» **ZIEL 1**: Nenne jede Stelle im Tagebucheintrag vom 25. November 1916, die in Anführungszeichen steht, jeweils im genauen Wortlaut.
» **ZIEL 2**: Entnimm dem Tagebucheintrag wortgetreu den Abschnitt, der mit „Der Tagebucheintrag vom“ beginnt und bis einschließlich „wir konnten abschieben.“ reicht.

**** VORLIEGENDER AUSZUG

Der Tagebucheintrag vom 25. November 1916 spiegelt die schlechte Versorgungslage im 3. Kriegsjahr wieder:

25. November 1916
Beim Reitinger
Als ich heute zur Schule ging, sagte meine Mutter: "Heute mittag gehe ich nach Pfungstadt, du mußt nach 4 Uhr zum Reitinger, um Schweizerkäse zu holen."Als ich dann am Kapellplatz ging, sah ich einen Schwarm Menschen am Reitinger stehen. Erst wollt ich mich nicht dazu stellen, als ich aber sah, daß alles ziemlich schnell voran ging, blieb ich hier. Es ging schon gegen 7 Uhr. Bald mußte ich ja an die Reihe kommen. "Wär ich nur einmal im Laden!" dachte ich. Da fing der Schutzmann an zu schimpfen. Ich verstand nur "Jetzt wird zugemacht, die Menschen drücken von hinten zu sehr." Richtich! Herr Reitinger machte seinen Laden zu und wir konnten abschieben.

********
**** ERFASSTE ANGABEN

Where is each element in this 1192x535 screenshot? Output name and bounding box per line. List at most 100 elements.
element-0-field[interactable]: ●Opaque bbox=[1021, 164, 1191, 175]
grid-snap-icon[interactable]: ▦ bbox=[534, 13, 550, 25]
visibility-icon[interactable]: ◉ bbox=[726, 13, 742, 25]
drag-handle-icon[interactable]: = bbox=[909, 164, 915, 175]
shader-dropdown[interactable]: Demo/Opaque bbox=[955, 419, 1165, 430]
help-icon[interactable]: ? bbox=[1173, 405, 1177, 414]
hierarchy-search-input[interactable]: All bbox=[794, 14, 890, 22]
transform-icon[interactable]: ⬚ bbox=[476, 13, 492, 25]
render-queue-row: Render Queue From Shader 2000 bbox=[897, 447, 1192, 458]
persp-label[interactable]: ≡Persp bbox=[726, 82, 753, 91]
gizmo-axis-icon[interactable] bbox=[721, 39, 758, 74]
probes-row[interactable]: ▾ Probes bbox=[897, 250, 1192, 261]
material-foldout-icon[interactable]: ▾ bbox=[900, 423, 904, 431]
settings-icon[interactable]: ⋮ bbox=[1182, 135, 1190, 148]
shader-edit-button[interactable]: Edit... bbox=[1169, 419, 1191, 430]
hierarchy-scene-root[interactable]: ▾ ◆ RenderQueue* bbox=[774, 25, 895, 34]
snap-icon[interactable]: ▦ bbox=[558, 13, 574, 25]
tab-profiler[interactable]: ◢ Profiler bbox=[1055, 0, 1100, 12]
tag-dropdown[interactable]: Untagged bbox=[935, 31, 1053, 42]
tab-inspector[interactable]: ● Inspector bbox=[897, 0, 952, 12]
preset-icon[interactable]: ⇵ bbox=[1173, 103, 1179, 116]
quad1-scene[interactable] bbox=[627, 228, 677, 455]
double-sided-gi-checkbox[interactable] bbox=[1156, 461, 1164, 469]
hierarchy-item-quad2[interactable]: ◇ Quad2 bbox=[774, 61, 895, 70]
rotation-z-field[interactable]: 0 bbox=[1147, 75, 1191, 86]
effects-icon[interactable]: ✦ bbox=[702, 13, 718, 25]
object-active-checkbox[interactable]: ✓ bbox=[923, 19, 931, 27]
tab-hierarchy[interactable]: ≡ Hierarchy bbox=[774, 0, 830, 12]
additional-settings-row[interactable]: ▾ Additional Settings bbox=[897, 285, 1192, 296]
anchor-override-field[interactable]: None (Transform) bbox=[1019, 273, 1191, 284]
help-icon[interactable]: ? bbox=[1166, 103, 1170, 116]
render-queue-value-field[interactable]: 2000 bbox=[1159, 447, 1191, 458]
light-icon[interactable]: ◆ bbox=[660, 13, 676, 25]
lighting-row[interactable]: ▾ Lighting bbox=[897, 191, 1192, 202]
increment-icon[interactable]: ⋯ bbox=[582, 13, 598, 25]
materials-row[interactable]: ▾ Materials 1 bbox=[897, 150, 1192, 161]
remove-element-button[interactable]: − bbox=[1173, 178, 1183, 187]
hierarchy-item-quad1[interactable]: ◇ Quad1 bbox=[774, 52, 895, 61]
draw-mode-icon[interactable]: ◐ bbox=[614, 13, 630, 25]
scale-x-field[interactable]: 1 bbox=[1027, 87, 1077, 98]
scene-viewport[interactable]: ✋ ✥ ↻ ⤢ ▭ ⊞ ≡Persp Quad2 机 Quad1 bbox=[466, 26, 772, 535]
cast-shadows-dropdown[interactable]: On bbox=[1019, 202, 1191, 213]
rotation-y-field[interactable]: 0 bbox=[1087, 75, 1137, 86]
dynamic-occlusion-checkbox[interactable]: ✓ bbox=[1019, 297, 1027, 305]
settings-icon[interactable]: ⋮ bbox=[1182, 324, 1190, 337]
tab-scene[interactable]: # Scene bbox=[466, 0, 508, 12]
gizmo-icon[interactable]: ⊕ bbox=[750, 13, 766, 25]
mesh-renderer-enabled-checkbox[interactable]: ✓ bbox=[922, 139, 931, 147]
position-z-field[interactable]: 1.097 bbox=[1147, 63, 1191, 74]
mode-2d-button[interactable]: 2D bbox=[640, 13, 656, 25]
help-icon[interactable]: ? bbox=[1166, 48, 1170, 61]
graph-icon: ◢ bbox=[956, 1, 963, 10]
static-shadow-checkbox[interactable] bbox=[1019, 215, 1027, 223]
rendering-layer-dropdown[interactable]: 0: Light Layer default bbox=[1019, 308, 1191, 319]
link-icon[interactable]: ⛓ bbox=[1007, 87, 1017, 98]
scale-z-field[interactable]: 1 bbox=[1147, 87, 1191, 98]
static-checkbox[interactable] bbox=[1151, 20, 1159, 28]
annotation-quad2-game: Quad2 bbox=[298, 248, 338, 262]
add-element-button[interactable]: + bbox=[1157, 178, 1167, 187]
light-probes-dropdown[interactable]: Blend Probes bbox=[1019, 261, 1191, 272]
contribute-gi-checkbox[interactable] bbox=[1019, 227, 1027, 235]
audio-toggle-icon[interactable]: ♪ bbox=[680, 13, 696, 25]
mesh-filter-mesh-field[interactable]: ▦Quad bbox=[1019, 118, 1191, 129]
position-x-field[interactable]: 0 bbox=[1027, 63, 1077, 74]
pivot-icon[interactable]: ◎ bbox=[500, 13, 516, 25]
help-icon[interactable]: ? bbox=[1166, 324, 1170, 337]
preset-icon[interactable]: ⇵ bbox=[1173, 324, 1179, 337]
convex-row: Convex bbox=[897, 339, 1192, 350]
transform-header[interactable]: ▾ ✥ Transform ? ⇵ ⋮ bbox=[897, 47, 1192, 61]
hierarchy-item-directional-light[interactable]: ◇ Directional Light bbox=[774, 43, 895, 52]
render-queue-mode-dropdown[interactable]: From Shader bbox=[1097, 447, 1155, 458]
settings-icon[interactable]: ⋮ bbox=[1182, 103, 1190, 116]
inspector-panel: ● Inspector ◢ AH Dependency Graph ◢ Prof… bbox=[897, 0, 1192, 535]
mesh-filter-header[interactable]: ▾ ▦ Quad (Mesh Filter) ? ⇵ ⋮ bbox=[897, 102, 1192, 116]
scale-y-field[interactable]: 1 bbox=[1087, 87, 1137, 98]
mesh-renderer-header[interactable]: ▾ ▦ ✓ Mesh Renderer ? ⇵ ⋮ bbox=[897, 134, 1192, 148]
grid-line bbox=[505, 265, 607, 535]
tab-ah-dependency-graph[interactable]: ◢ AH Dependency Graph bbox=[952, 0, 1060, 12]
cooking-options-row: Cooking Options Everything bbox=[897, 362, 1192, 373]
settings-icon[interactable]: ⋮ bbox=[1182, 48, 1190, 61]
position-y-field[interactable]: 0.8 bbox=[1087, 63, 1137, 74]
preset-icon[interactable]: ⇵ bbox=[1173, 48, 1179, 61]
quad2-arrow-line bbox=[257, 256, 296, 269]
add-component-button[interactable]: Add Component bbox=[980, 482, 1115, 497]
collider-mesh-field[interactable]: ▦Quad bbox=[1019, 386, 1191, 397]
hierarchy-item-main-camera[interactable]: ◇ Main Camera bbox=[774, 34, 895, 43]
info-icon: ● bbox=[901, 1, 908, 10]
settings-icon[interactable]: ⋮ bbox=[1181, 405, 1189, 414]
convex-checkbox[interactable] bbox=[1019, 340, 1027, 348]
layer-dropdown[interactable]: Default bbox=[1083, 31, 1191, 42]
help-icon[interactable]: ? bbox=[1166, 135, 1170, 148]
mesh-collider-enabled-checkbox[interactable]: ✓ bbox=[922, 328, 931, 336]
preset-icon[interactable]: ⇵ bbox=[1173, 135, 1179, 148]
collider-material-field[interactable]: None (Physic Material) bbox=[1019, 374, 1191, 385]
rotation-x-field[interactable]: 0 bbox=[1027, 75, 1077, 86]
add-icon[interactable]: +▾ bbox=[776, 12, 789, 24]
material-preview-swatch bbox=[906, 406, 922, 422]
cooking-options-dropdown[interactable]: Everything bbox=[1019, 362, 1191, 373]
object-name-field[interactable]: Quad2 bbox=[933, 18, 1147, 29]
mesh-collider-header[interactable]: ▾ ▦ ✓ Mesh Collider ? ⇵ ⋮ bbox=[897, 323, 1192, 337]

********

» **ENDGÜLTIGE ANTWORT 1**:
- Heute mittag gehe ich nach Pfungstadt, du mußt nach 4 Uhr zum Reitinger, um Schweizerkäse zu holen.
- Wär ich nur einmal im Laden!
- Jetzt wird zugemacht, die Menschen drücken von hinten zu sehr.

» **ENDGÜLTIGE ANTWORT 2**:
Der Tagebucheintrag vom 25. November 1916 spiegelt die schlechte Versorgungslage im 3. Kriegsjahr wieder:

25. November 1916
Beim Reitinger
Als ich heute zur Schule ging, sagte meine Mutter: "Heute mittag gehe ich nach Pfungstadt, du mußt nach 4 Uhr zum Reitinger, um Schweizerkäse zu holen."Als ich dann am Kapellplatz ging, sah ich einen Schwarm Menschen am Reitinger stehen. Erst wollt ich mich nicht dazu stellen, als ich aber sah, daß alles ziemlich schnell voran ging, blieb ich hier. Es ging schon gegen 7 Uhr. Bald mußte ich ja an die Reihe kommen. "Wär ich nur einmal im Laden!" dachte ich. Da fing der Schutzmann an zu schimpfen. Ich verstand nur "Jetzt wird zugemacht, die Menschen drücken von hinten zu sehr." Richtich! Herr Reitinger machte seinen Laden zu und wir konnten abschieben.